What this task involves:
Rewrite the items from the line with "- close-button[interactable]: [504, 6, 544, 38]" to the line with "- restore-icon: [472, 16, 484, 28]", replacing each occurrence of "thumbnail-line" with "preview-line" and leaving everything else unchanged.

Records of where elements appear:
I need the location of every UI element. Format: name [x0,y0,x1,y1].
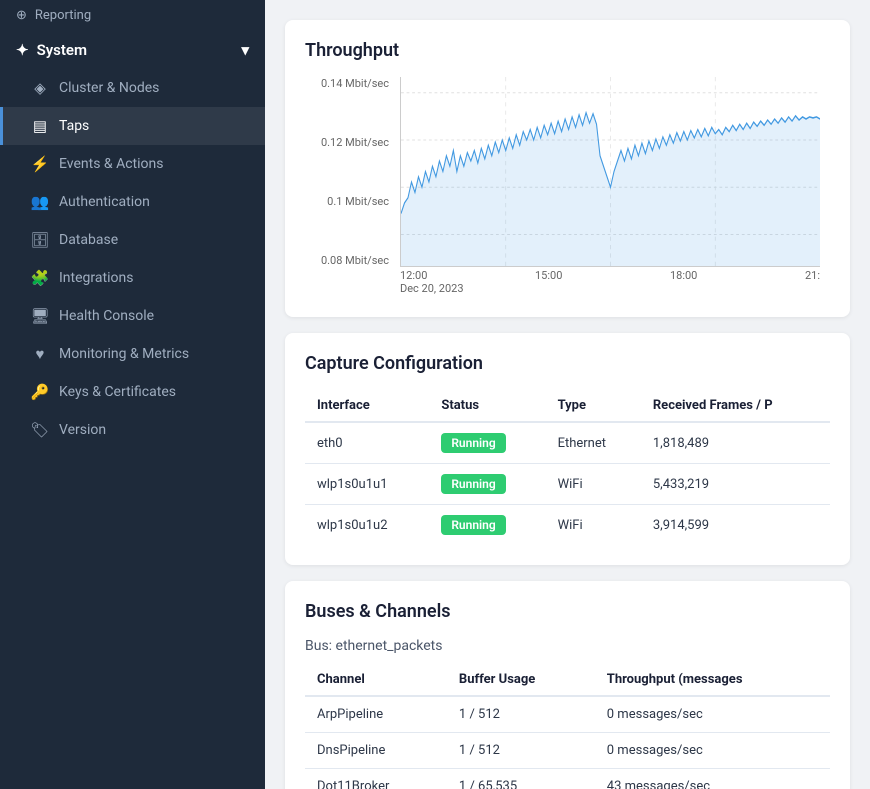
taps-icon: ▤ [31,117,49,135]
sidebar-item-taps[interactable]: ▤ Taps [0,107,265,145]
cluster-icon: ◈ [31,79,49,97]
row-interface: wlp1s0u1u1 [305,464,429,505]
col-interface: Interface [305,390,429,422]
reporting-icon: ⊕ [16,8,27,23]
row-frames: 1,818,489 [641,422,830,464]
col-type: Type [546,390,641,422]
sidebar-item-version[interactable]: 🏷 Version [0,411,265,449]
sidebar-item-health-console[interactable]: 🖥 Health Console [0,297,265,335]
capture-config-title: Capture Configuration [305,353,830,374]
sidebar-item-integrations[interactable]: 🧩 Integrations [0,259,265,297]
col-frames: Received Frames / P [641,390,830,422]
sidebar: ⊕ Reporting ✦ System ▾ ◈ Cluster & Nodes… [0,0,265,789]
table-row: DnsPipeline 1 / 512 0 messages/sec [305,733,830,769]
sidebar-reporting-item[interactable]: ⊕ Reporting [0,0,265,31]
row-frames: 5,433,219 [641,464,830,505]
chart-y-labels: 0.14 Mbit/sec 0.12 Mbit/sec 0.1 Mbit/sec… [305,77,395,267]
sidebar-item-label: Integrations [59,270,133,286]
row-interface: eth0 [305,422,429,464]
col-throughput: Throughput (messages [595,664,830,696]
chart-svg-area [400,77,820,267]
row-buffer: 1 / 512 [447,733,595,769]
badge-running: Running [441,515,505,535]
row-type: WiFi [546,464,641,505]
row-interface: wlp1s0u1u2 [305,505,429,546]
sidebar-item-monitoring-metrics[interactable]: ♥ Monitoring & Metrics [0,335,265,373]
monitoring-icon: ♥ [31,345,49,363]
system-label: System [37,41,87,59]
version-icon: 🏷 [31,421,49,439]
sidebar-item-keys-certificates[interactable]: 🔑 Keys & Certificates [0,373,265,411]
bus-name: ethernet_packets [336,638,443,654]
y-label-3: 0.1 Mbit/sec [305,195,389,208]
buses-channels-title: Buses & Channels [305,601,830,622]
system-icon: ✦ [16,41,29,59]
sidebar-item-label: Version [59,422,106,438]
badge-running: Running [441,433,505,453]
row-status: Running [429,505,545,546]
y-label-4: 0.08 Mbit/sec [305,254,389,267]
throughput-title: Throughput [305,40,830,61]
x-label-1500: 15:00 [535,269,562,297]
sidebar-item-label: Taps [59,118,89,134]
col-buffer: Buffer Usage [447,664,595,696]
row-throughput: 0 messages/sec [595,733,830,769]
integrations-icon: 🧩 [31,269,49,287]
row-throughput: 0 messages/sec [595,696,830,733]
main-content: Throughput 0.14 Mbit/sec 0.12 Mbit/sec 0… [265,0,870,789]
col-channel: Channel [305,664,447,696]
table-row: wlp1s0u1u2 Running WiFi 3,914,599 [305,505,830,546]
row-status: Running [429,422,545,464]
throughput-card: Throughput 0.14 Mbit/sec 0.12 Mbit/sec 0… [285,20,850,317]
y-label-1: 0.14 Mbit/sec [305,77,389,90]
table-row: Dot11Broker 1 / 65,535 43 messages/sec [305,769,830,789]
table-row: wlp1s0u1u1 Running WiFi 5,433,219 [305,464,830,505]
row-channel: ArpPipeline [305,696,447,733]
sidebar-item-database[interactable]: 🗄 Database [0,221,265,259]
sidebar-item-label: Events & Actions [59,156,163,172]
sidebar-item-label: Cluster & Nodes [59,80,159,96]
sidebar-item-label: Health Console [59,308,154,324]
bus-label: Bus: [305,638,332,654]
capture-config-table: Interface Status Type Received Frames / … [305,390,830,545]
x-label-1800: 18:00 [670,269,697,297]
sidebar-item-cluster-nodes[interactable]: ◈ Cluster & Nodes [0,69,265,107]
row-frames: 3,914,599 [641,505,830,546]
col-status: Status [429,390,545,422]
row-type: WiFi [546,505,641,546]
sidebar-item-events-actions[interactable]: ⚡ Events & Actions [0,145,265,183]
row-buffer: 1 / 512 [447,696,595,733]
sidebar-item-label: Authentication [59,194,150,210]
sidebar-item-label: Database [59,232,118,248]
sidebar-reporting-label: Reporting [35,8,91,23]
database-icon: 🗄 [31,231,49,249]
row-throughput: 43 messages/sec [595,769,830,789]
sidebar-item-label: Keys & Certificates [59,384,176,400]
table-row: eth0 Running Ethernet 1,818,489 [305,422,830,464]
health-icon: 🖥 [31,307,49,325]
capture-config-card: Capture Configuration Interface Status T… [285,333,850,565]
table-row: ArpPipeline 1 / 512 0 messages/sec [305,696,830,733]
buses-channels-table: Channel Buffer Usage Throughput (message… [305,664,830,789]
row-channel: Dot11Broker [305,769,447,789]
bus-subtitle: Bus: ethernet_packets [305,638,830,654]
buses-channels-card: Buses & Channels Bus: ethernet_packets C… [285,581,850,789]
row-buffer: 1 / 65,535 [447,769,595,789]
sidebar-item-authentication[interactable]: 👥 Authentication [0,183,265,221]
sidebar-item-label: Monitoring & Metrics [59,346,189,362]
badge-running: Running [441,474,505,494]
throughput-chart: 0.14 Mbit/sec 0.12 Mbit/sec 0.1 Mbit/sec… [305,77,830,297]
auth-icon: 👥 [31,193,49,211]
row-status: Running [429,464,545,505]
keys-icon: 🔑 [31,383,49,401]
row-type: Ethernet [546,422,641,464]
chevron-down-icon: ▾ [241,41,249,59]
sidebar-system-header[interactable]: ✦ System ▾ [0,31,265,69]
y-label-2: 0.12 Mbit/sec [305,136,389,149]
chart-date: Dec 20, 2023 [400,267,464,297]
events-icon: ⚡ [31,155,49,173]
x-label-2100: 21: [805,269,820,297]
row-channel: DnsPipeline [305,733,447,769]
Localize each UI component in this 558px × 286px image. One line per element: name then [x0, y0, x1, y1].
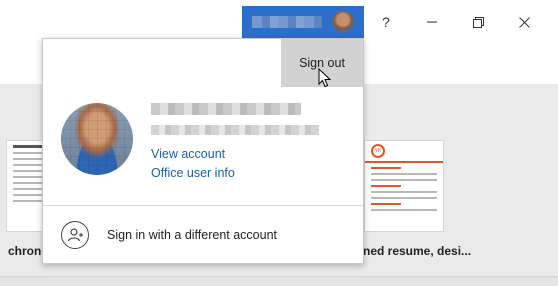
- close-button[interactable]: [504, 6, 544, 38]
- thumbnail-line: [371, 191, 437, 193]
- account-button[interactable]: [242, 6, 364, 38]
- user-name-redacted: [151, 103, 301, 115]
- account-name-redacted: [252, 16, 322, 28]
- office-user-info-link[interactable]: Office user info: [151, 166, 235, 180]
- thumbnail-line: [371, 179, 437, 181]
- thumbnail-line: [371, 203, 401, 205]
- thumbnail-line: [371, 197, 437, 199]
- person-plus-icon: [68, 228, 83, 242]
- template-thumbnail[interactable]: YK: [364, 140, 444, 232]
- thumbnail-line: [371, 185, 401, 187]
- minimize-icon: [427, 21, 437, 23]
- sign-in-different-account-button[interactable]: Sign in with a different account: [43, 206, 363, 264]
- sign-in-different-account-label: Sign in with a different account: [107, 228, 278, 242]
- avatar: [61, 103, 133, 175]
- restore-icon: [472, 16, 484, 28]
- minimize-button[interactable]: [412, 6, 452, 38]
- horizontal-scrollbar[interactable]: [0, 276, 558, 286]
- avatar-pixelation: [61, 103, 133, 175]
- view-account-link[interactable]: View account: [151, 147, 225, 161]
- help-button[interactable]: ?: [366, 6, 406, 38]
- help-icon: ?: [382, 14, 390, 30]
- thumbnail-line: [371, 209, 437, 211]
- thumbnail-line: [371, 173, 437, 175]
- user-email-redacted: [151, 125, 319, 135]
- avatar-small: [332, 11, 354, 33]
- thumbnail-line: [371, 167, 401, 169]
- template-caption: ned resume, desi...: [363, 244, 472, 258]
- mouse-pointer-icon: [318, 68, 332, 88]
- resume-badge: YK: [371, 144, 385, 158]
- restore-button[interactable]: [458, 6, 498, 38]
- add-user-icon: [61, 221, 89, 249]
- close-icon: [518, 16, 530, 28]
- thumbnail-header: YK: [365, 141, 443, 163]
- account-panel: Sign out View account Office user info S…: [42, 38, 364, 264]
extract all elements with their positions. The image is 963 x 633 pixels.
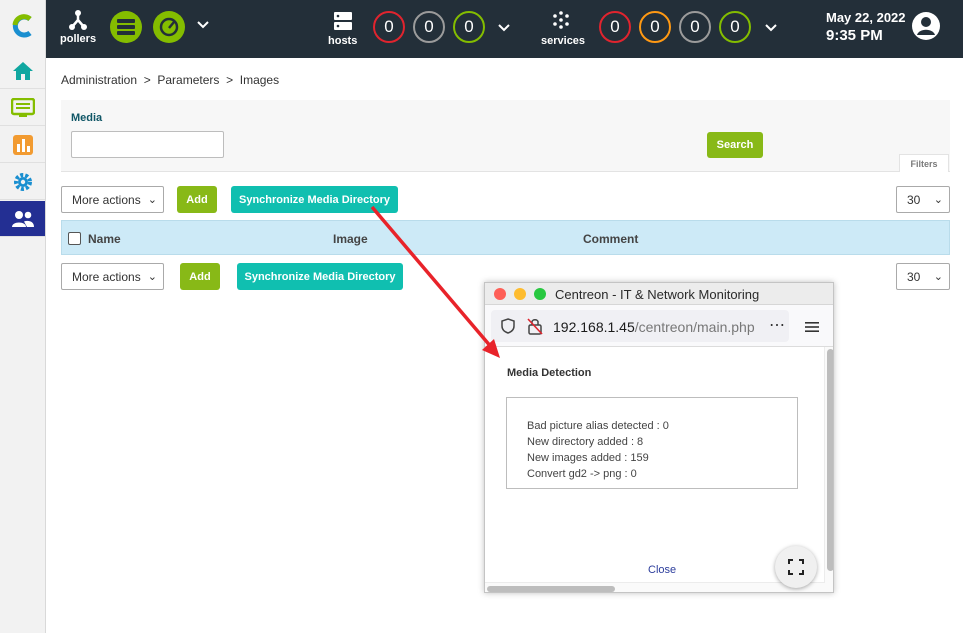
more-actions-label: More actions [72, 192, 141, 207]
current-date: May 22, 2022 [826, 10, 906, 25]
window-close-dot[interactable] [494, 288, 506, 300]
page-size-select-bottom[interactable]: 30 ⌄ [896, 263, 950, 290]
services-chevron-down-icon[interactable] [765, 24, 777, 32]
popup-url-bar: 192.168.1.45/centreon/main.php ⋯ [485, 305, 833, 347]
centreon-logo[interactable] [0, 0, 46, 52]
latency-status-button[interactable] [153, 11, 185, 43]
result-line-new-directory: New directory added : 8 [527, 436, 644, 448]
hosts-up-count[interactable]: 0 [453, 11, 485, 43]
chevron-down-icon: ⌄ [147, 271, 157, 283]
insecure-lock-icon[interactable] [527, 317, 543, 335]
more-actions-select-top[interactable]: More actions ⌄ [61, 186, 164, 213]
url-text[interactable]: 192.168.1.45/centreon/main.php [553, 319, 765, 335]
hosts-unreachable-count[interactable]: 0 [413, 11, 445, 43]
vertical-scrollbar-thumb[interactable] [827, 349, 833, 571]
hosts-label[interactable]: hosts [328, 35, 357, 47]
sync-media-button-top[interactable]: Synchronize Media Directory [231, 186, 398, 213]
chevron-down-icon: ⌄ [933, 194, 943, 206]
search-button[interactable]: Search [707, 132, 763, 158]
filters-tab[interactable]: Filters [899, 154, 949, 172]
column-header-name[interactable]: Name [88, 232, 121, 246]
column-header-image[interactable]: Image [333, 232, 368, 246]
popup-title-bar[interactable]: Centreon - IT & Network Monitoring [485, 283, 833, 305]
horizontal-scrollbar[interactable] [485, 582, 825, 592]
page-size-select-top[interactable]: 30 ⌄ [896, 186, 950, 213]
sidebar-item-monitoring[interactable] [0, 90, 45, 126]
window-zoom-dot[interactable] [534, 288, 546, 300]
more-actions-label: More actions [72, 269, 141, 284]
hosts-down-count[interactable]: 0 [373, 11, 405, 43]
services-warning-count[interactable]: 0 [639, 11, 671, 43]
sidebar-item-administration[interactable] [0, 201, 45, 237]
top-bar: pollers hosts 0 0 0 services 0 0 0 0 May… [46, 0, 963, 58]
home-icon [12, 61, 33, 80]
page-size-value: 30 [907, 269, 921, 284]
hamburger-menu-icon[interactable] [805, 321, 819, 333]
media-detection-popup-window: Centreon - IT & Network Monitoring 192.1… [484, 282, 834, 593]
sidebar-item-reporting[interactable] [0, 127, 45, 163]
close-link[interactable]: Close [648, 564, 676, 576]
pollers-icon[interactable] [69, 9, 87, 31]
shield-icon[interactable] [501, 318, 515, 334]
chevron-down-icon: ⌄ [147, 194, 157, 206]
current-time: 9:35 PM [826, 27, 883, 44]
services-ok-count[interactable]: 0 [719, 11, 751, 43]
media-filter-input[interactable] [71, 131, 224, 158]
services-icon[interactable] [551, 10, 571, 30]
url-field[interactable]: 192.168.1.45/centreon/main.php ⋯ [491, 310, 789, 342]
chevron-down-icon: ⌄ [933, 271, 943, 283]
vertical-scrollbar[interactable] [824, 347, 833, 592]
hosts-chevron-down-icon[interactable] [498, 24, 510, 32]
page-size-value: 30 [907, 192, 921, 207]
sidebar-item-configuration[interactable] [0, 164, 45, 200]
select-all-checkbox[interactable] [68, 232, 81, 245]
database-status-button[interactable] [110, 11, 142, 43]
result-line-bad-alias: Bad picture alias detected : 0 [527, 420, 669, 432]
services-unknown-count[interactable]: 0 [679, 11, 711, 43]
gauge-icon [159, 17, 179, 37]
filter-panel: Media Search [61, 100, 950, 172]
bar-chart-icon [12, 134, 33, 155]
sync-media-button-bottom[interactable]: Synchronize Media Directory [237, 263, 403, 290]
user-profile-icon[interactable] [911, 11, 941, 41]
breadcrumb[interactable]: Administration > Parameters > Images [61, 73, 279, 87]
sidebar-item-home[interactable] [0, 53, 45, 89]
services-label[interactable]: services [541, 35, 585, 47]
sidebar [0, 0, 46, 633]
hosts-icon[interactable] [333, 11, 353, 31]
fullscreen-icon [788, 559, 804, 575]
result-line-convert: Convert gd2 -> png : 0 [527, 468, 637, 480]
services-critical-count[interactable]: 0 [599, 11, 631, 43]
media-filter-label: Media [71, 112, 103, 124]
more-options-icon[interactable]: ⋯ [769, 315, 785, 335]
add-button-top[interactable]: Add [177, 186, 217, 213]
database-icon [117, 19, 135, 35]
monitor-icon [10, 97, 35, 117]
url-path: /centreon/main.php [634, 319, 755, 335]
window-minimize-dot[interactable] [514, 288, 526, 300]
result-line-new-images: New images added : 159 [527, 452, 649, 464]
url-host: 192.168.1.45 [553, 319, 635, 335]
popup-window-title: Centreon - IT & Network Monitoring [555, 287, 760, 302]
users-icon [11, 210, 34, 227]
table-header: Name Image Comment [61, 220, 950, 255]
add-button-bottom[interactable]: Add [180, 263, 220, 290]
popup-content: Media Detection Bad picture alias detect… [485, 347, 825, 582]
chevron-down-icon[interactable] [197, 21, 209, 29]
media-detection-heading: Media Detection [507, 367, 592, 379]
media-detection-results: Bad picture alias detected : 0 New direc… [506, 397, 798, 489]
horizontal-scrollbar-thumb[interactable] [487, 586, 615, 592]
column-header-comment[interactable]: Comment [583, 232, 638, 246]
gear-icon [13, 172, 32, 191]
pollers-label[interactable]: pollers [60, 33, 96, 45]
fullscreen-button[interactable] [775, 546, 817, 588]
more-actions-select-bottom[interactable]: More actions ⌄ [61, 263, 164, 290]
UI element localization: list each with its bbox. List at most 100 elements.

Written answer:
- close-button[interactable]: [504, 6, 544, 38]
- preview-line: [371, 191, 437, 193]
- account-button[interactable]: [242, 6, 364, 38]
- user-name-redacted: [151, 103, 301, 115]
- account-name-redacted: [252, 16, 322, 28]
- office-user-info-link[interactable]: Office user info: [151, 166, 235, 180]
- preview-line: [371, 179, 437, 181]
- preview-line: [371, 203, 401, 205]
- preview-line: [371, 197, 437, 199]
- person-plus-icon: [68, 228, 83, 242]
- template-thumbnail[interactable]: YK: [364, 140, 444, 232]
- preview-line: [371, 185, 401, 187]
- minimize-icon: [427, 21, 437, 23]
- sign-in-different-account-button[interactable]: Sign in with a different account: [43, 206, 363, 264]
- sign-in-different-account-label: Sign in with a different account: [107, 228, 278, 242]
- avatar: [61, 103, 133, 175]
- restore-icon: [472, 16, 484, 28]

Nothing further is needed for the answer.